Prompt:
Reproduce the listing below without changes, except that pictures are left out.

══════════════════════════════

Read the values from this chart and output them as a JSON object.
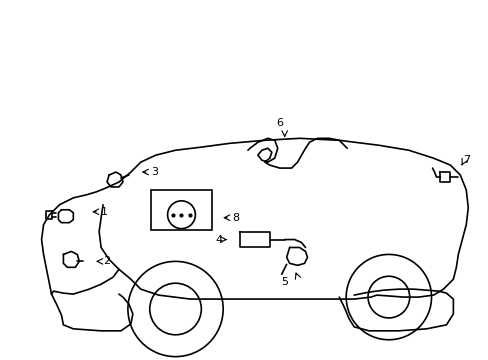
{
  "title": "",
  "background_color": "#ffffff",
  "line_color": "#000000",
  "line_width": 1.2,
  "label_fontsize": 8,
  "fig_width": 4.89,
  "fig_height": 3.6,
  "dpi": 100
}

══════════════════════════════

Result for this exercise:
Read the values from this chart and output them as a JSON object.
{
  "title": "",
  "background_color": "#ffffff",
  "line_color": "#000000",
  "line_width": 1.2,
  "label_fontsize": 8,
  "fig_width": 4.89,
  "fig_height": 3.6,
  "dpi": 100
}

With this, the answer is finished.